- **EXERCISE TASK**
In the data below, find every line with the string "this" and pull it out.

[Dataset items]
◇ ◇ ◇ ◇ ◇ ◇ ◇
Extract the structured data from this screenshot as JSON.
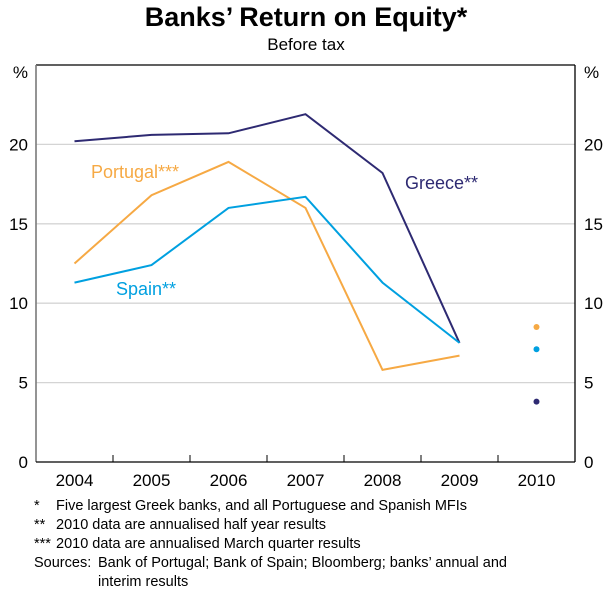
{
  "chart_data": {
    "type": "line",
    "title": "Banks’ Return on Equity*",
    "subtitle": "Before tax",
    "xlabel": "",
    "ylabel_left": "%",
    "ylabel_right": "%",
    "categories": [
      "2004",
      "2005",
      "2006",
      "2007",
      "2008",
      "2009",
      "2010"
    ],
    "ylim": [
      0,
      25
    ],
    "yticks": [
      0,
      5,
      10,
      15,
      20
    ],
    "ytick_labels": [
      "0",
      "5",
      "10",
      "15",
      "20"
    ],
    "grid": true,
    "series": [
      {
        "name": "Greece",
        "label": "Greece**",
        "color": "#2E2A72",
        "values": [
          20.2,
          20.6,
          20.7,
          21.9,
          18.2,
          7.5,
          null
        ],
        "point_2010": 3.8
      },
      {
        "name": "Portugal",
        "label": "Portugal***",
        "color": "#F6A944",
        "values": [
          12.5,
          16.8,
          18.9,
          16.0,
          5.8,
          6.7,
          null
        ],
        "point_2010": 8.5
      },
      {
        "name": "Spain",
        "label": "Spain**",
        "color": "#00A0E0",
        "values": [
          11.3,
          12.4,
          16.0,
          16.7,
          11.3,
          7.5,
          null
        ],
        "point_2010": 7.1
      }
    ]
  },
  "notes": [
    {
      "mark": "*",
      "text": "Five largest Greek banks, and all Portuguese and Spanish MFIs"
    },
    {
      "mark": "**",
      "text": "2010 data are annualised half year results"
    },
    {
      "mark": "***",
      "text": "2010 data are annualised March quarter results"
    }
  ],
  "sources": {
    "label": "Sources:",
    "line1": "Bank of Portugal; Bank of Spain; Bloomberg; banks’ annual and",
    "line2": "interim results"
  }
}
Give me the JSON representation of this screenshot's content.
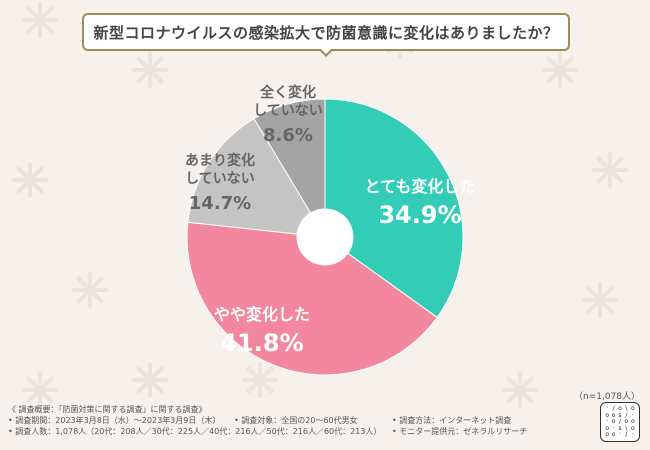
{
  "title": "新型コロナウイルスの感染拡大で防菌意識に変化はありましたか？",
  "chart_data": {
    "type": "pie",
    "categories": [
      "とても変化した",
      "やや変化した",
      "あまり変化していない",
      "全く変化していない"
    ],
    "values": [
      34.9,
      41.8,
      14.7,
      8.6
    ],
    "value_labels": [
      "34.9%",
      "41.8%",
      "14.7%",
      "8.6%"
    ],
    "colors": [
      "#33cdb7",
      "#f2879e",
      "#c4c4c4",
      "#a4a4a4"
    ],
    "label_colors": [
      "#ffffff",
      "#ffffff",
      "#666666",
      "#666666"
    ],
    "donut": true
  },
  "sample_note": "（n=1,078人）",
  "footer": {
    "line1": "《 調査概要：「防菌対策に関する調査」に関する調査》",
    "line2a": "• 調査期間：2023年3月8日（水）〜2023年3月9日（木）",
    "line2b": "• 調査対象：全国の20〜60代男女",
    "line2c": "• 調査方法：インターネット調査",
    "line3a": "• 調査人数：1,078人（20代：208人／30代：225人／40代：216人／50代：216人／60代：213人）",
    "line3b": "• モニター提供元：ゼネラルリサーチ"
  },
  "logo_glyphs": [
    "·",
    "/",
    "o",
    "\\",
    "o",
    "o",
    "o",
    "s",
    "/",
    "·",
    "·",
    "o",
    "/",
    "o",
    "o",
    "o",
    "·",
    "s",
    "\\",
    "o",
    "o",
    "o",
    "·",
    "/",
    "·"
  ]
}
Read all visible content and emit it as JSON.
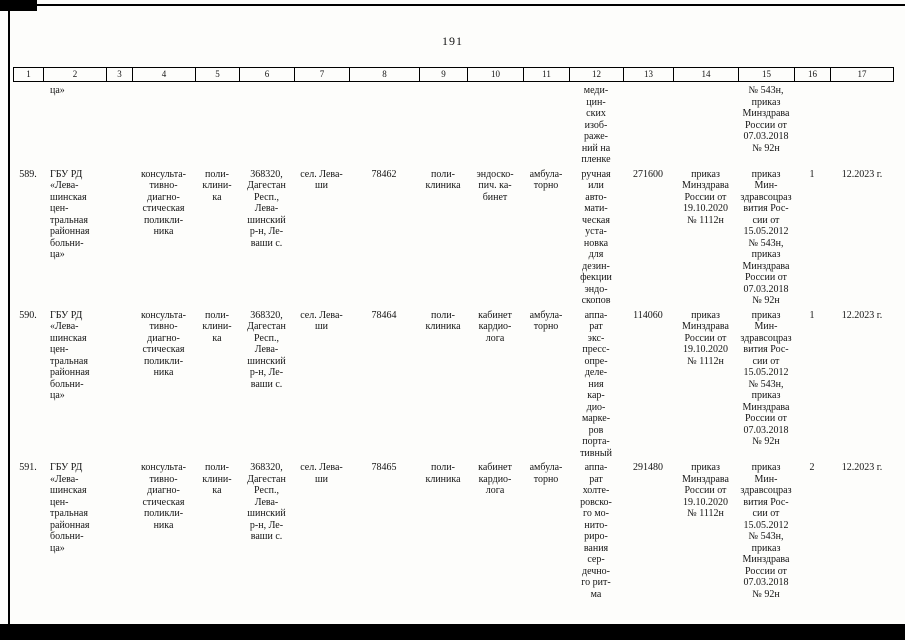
{
  "page_number": "191",
  "table": {
    "headers": [
      "1",
      "2",
      "3",
      "4",
      "5",
      "6",
      "7",
      "8",
      "9",
      "10",
      "11",
      "12",
      "13",
      "14",
      "15",
      "16",
      "17"
    ],
    "rows": [
      {
        "c1": "",
        "c2": "ца»",
        "c3": "",
        "c4": "",
        "c5": "",
        "c6": "",
        "c7": "",
        "c8": "",
        "c9": "",
        "c10": "",
        "c11": "",
        "c12": "меди-\nцин-\nских\nизоб-\nраже-\nний на\nпленке",
        "c13": "",
        "c14": "",
        "c15": "№ 543н,\nприказ\nМинздрава\nРоссии от\n07.03.2018\n№ 92н",
        "c16": "",
        "c17": ""
      },
      {
        "c1": "589.",
        "c2": "ГБУ РД\n«Лева-\nшинская\nцен-\nтральная\nрайонная\nбольни-\nца»",
        "c3": "",
        "c4": "консульта-\nтивно-\nдиагно-\nстическая\nполикли-\nника",
        "c5": "поли-\nклини-\nка",
        "c6": "368320,\nДагестан\nРесп.,\nЛева-\nшинский\nр-н, Ле-\nваши с.",
        "c7": "сел. Лева-\nши",
        "c8": "78462",
        "c9": "поли-\nклиника",
        "c10": "эндоско-\nпич. ка-\nбинет",
        "c11": "амбула-\nторно",
        "c12": "ручная\nили\nавто-\nмати-\nческая\nуста-\nновка\nдля\nдезин-\nфекции\nэндо-\nскопов",
        "c13": "271600",
        "c14": "приказ\nМинздрава\nРоссии от\n19.10.2020\n№ 1112н",
        "c15": "приказ\nМин-\nздравсоцраз\nвития Рос-\nсии от\n15.05.2012\n№ 543н,\nприказ\nМинздрава\nРоссии от\n07.03.2018\n№ 92н",
        "c16": "1",
        "c17": "12.2023 г."
      },
      {
        "c1": "590.",
        "c2": "ГБУ РД\n«Лева-\nшинская\nцен-\nтральная\nрайонная\nбольни-\nца»",
        "c3": "",
        "c4": "консульта-\nтивно-\nдиагно-\nстическая\nполикли-\nника",
        "c5": "поли-\nклини-\nка",
        "c6": "368320,\nДагестан\nРесп.,\nЛева-\nшинский\nр-н, Ле-\nваши с.",
        "c7": "сел. Лева-\nши",
        "c8": "78464",
        "c9": "поли-\nклиника",
        "c10": "кабинет\nкардио-\nлога",
        "c11": "амбула-\nторно",
        "c12": "аппа-\nрат\nэкс-\nпресс-\nопре-\nделе-\nния\nкар-\nдио-\nмарке-\nров\nпорта-\nтивный",
        "c13": "114060",
        "c14": "приказ\nМинздрава\nРоссии от\n19.10.2020\n№ 1112н",
        "c15": "приказ\nМин-\nздравсоцраз\nвития Рос-\nсии от\n15.05.2012\n№ 543н,\nприказ\nМинздрава\nРоссии от\n07.03.2018\n№ 92н",
        "c16": "1",
        "c17": "12.2023 г."
      },
      {
        "c1": "591.",
        "c2": "ГБУ РД\n«Лева-\nшинская\nцен-\nтральная\nрайонная\nбольни-\nца»",
        "c3": "",
        "c4": "консульта-\nтивно-\nдиагно-\nстическая\nполикли-\nника",
        "c5": "поли-\nклини-\nка",
        "c6": "368320,\nДагестан\nРесп.,\nЛева-\nшинский\nр-н, Ле-\nваши с.",
        "c7": "сел. Лева-\nши",
        "c8": "78465",
        "c9": "поли-\nклиника",
        "c10": "кабинет\nкардио-\nлога",
        "c11": "амбула-\nторно",
        "c12": "аппа-\nрат\nхолте-\nровско-\nго мо-\nнито-\nриро-\nвания\nсер-\nдечно-\nго рит-\nма",
        "c13": "291480",
        "c14": "приказ\nМинздрава\nРоссии от\n19.10.2020\n№ 1112н",
        "c15": "приказ\nМин-\nздравсоцраз\nвития Рос-\nсии от\n15.05.2012\n№ 543н,\nприказ\nМинздрава\nРоссии от\n07.03.2018\n№ 92н",
        "c16": "2",
        "c17": "12.2023 г."
      }
    ]
  }
}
◇ ◇ ◇ ◇ ◇ ◇ ◇
- **PROBLEM SOLUTION**
Extract the structured data from this screenshot as JSON.
Give me the JSON representation of this screenshot's content.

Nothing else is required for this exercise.